■ DIRECTIONS ■
Count how many lines of the data below contain the string "automedica"; the reply should be that number alone.

■ MATERIAL PROVIDED ■
* Start *

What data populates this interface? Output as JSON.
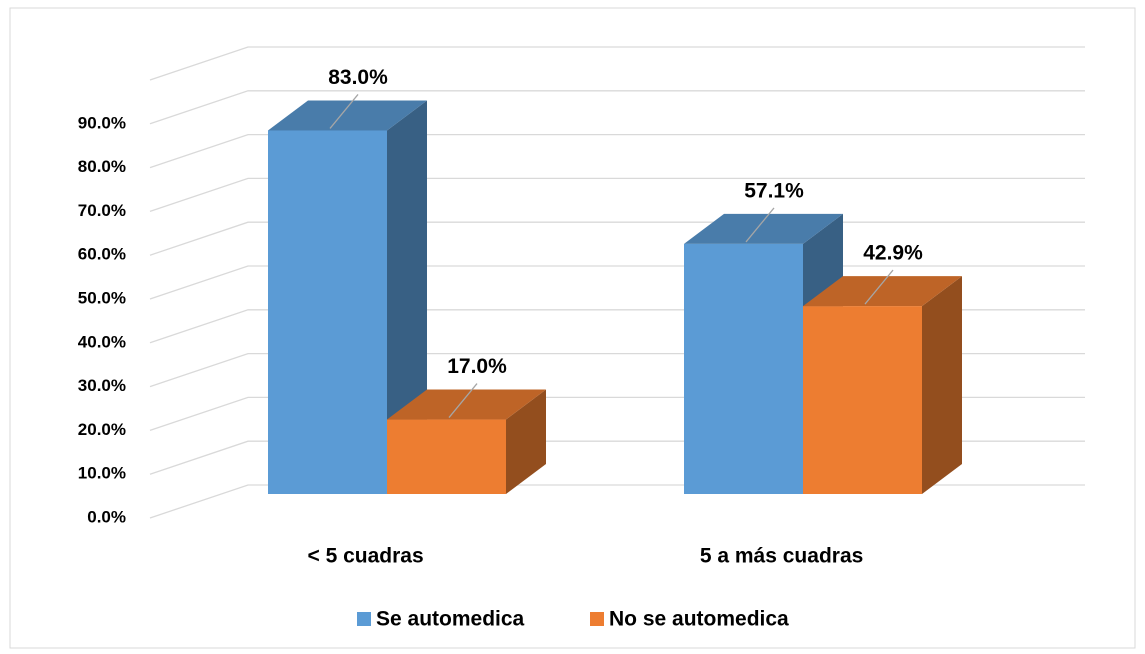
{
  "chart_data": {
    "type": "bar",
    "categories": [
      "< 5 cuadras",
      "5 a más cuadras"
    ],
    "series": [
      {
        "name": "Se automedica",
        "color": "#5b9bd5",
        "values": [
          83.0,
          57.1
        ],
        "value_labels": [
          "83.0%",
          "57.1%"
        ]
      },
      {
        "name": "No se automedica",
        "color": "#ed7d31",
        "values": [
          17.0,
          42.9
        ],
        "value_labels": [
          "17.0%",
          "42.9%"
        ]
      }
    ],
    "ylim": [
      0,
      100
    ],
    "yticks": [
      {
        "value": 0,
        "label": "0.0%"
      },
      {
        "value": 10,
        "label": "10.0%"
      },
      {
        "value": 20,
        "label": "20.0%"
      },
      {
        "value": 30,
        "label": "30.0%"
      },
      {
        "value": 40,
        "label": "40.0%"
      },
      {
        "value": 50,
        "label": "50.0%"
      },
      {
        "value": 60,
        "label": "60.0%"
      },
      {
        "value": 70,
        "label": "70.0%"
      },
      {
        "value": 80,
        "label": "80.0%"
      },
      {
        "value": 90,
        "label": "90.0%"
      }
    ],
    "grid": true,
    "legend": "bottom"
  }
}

* End *
* Start *

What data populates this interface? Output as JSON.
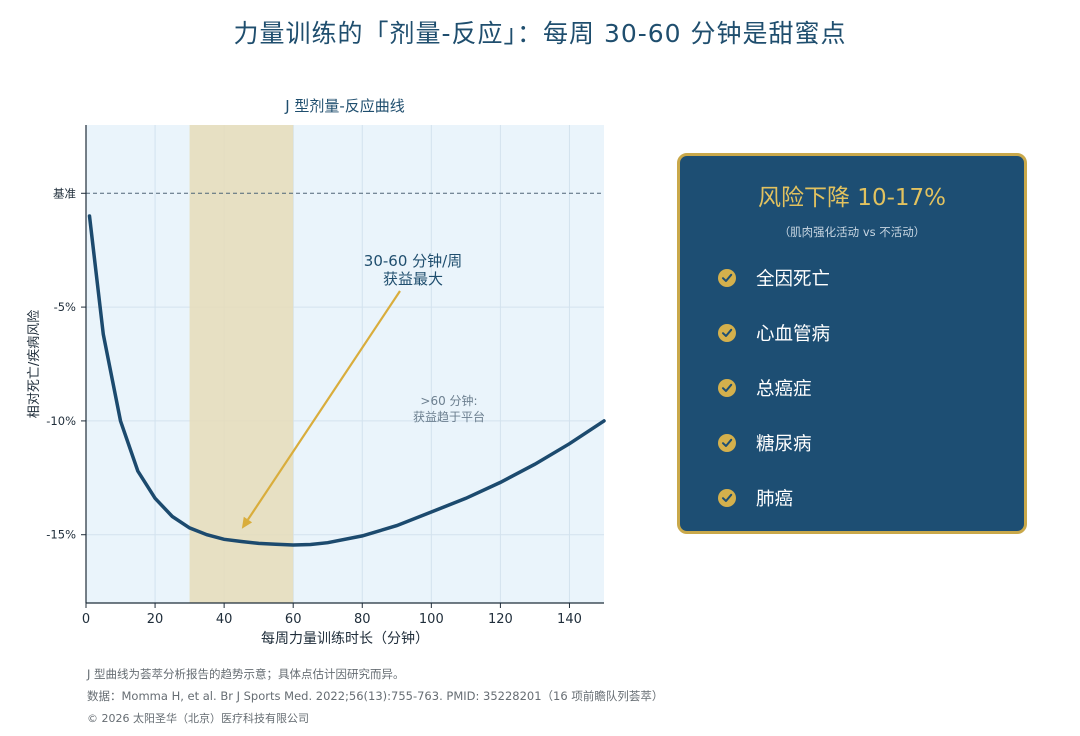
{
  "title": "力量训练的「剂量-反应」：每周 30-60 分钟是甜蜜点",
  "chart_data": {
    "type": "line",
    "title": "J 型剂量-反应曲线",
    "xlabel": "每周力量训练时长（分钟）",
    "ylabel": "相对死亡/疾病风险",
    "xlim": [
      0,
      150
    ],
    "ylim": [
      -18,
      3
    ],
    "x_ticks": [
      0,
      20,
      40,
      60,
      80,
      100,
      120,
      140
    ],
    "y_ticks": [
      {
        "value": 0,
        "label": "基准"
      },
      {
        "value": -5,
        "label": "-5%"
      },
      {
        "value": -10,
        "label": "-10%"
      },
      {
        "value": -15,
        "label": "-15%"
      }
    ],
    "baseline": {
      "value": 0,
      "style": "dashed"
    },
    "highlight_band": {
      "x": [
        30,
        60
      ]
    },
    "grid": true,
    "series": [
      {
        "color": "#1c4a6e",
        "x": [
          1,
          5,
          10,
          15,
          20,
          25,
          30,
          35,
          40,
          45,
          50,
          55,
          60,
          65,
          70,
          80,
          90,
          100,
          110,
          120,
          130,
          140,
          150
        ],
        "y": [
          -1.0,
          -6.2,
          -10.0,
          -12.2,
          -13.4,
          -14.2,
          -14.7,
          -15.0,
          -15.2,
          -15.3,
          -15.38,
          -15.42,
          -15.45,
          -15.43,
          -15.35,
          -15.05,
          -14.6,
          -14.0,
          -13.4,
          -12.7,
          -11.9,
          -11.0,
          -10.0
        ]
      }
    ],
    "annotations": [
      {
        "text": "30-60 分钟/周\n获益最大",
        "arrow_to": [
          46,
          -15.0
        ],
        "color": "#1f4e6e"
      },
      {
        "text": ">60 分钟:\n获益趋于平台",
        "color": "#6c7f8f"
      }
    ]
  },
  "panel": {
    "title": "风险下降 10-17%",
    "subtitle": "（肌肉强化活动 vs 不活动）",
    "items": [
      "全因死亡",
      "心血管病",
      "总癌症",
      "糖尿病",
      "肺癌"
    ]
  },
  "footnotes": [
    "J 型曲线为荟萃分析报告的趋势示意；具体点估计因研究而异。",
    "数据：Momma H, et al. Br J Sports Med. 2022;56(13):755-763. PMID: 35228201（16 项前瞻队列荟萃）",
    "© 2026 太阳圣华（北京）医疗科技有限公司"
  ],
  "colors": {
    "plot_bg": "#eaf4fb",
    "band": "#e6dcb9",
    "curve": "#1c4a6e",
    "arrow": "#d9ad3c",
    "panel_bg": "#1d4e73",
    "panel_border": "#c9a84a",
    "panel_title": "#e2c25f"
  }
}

* End *

■ THE ANSWER ■
2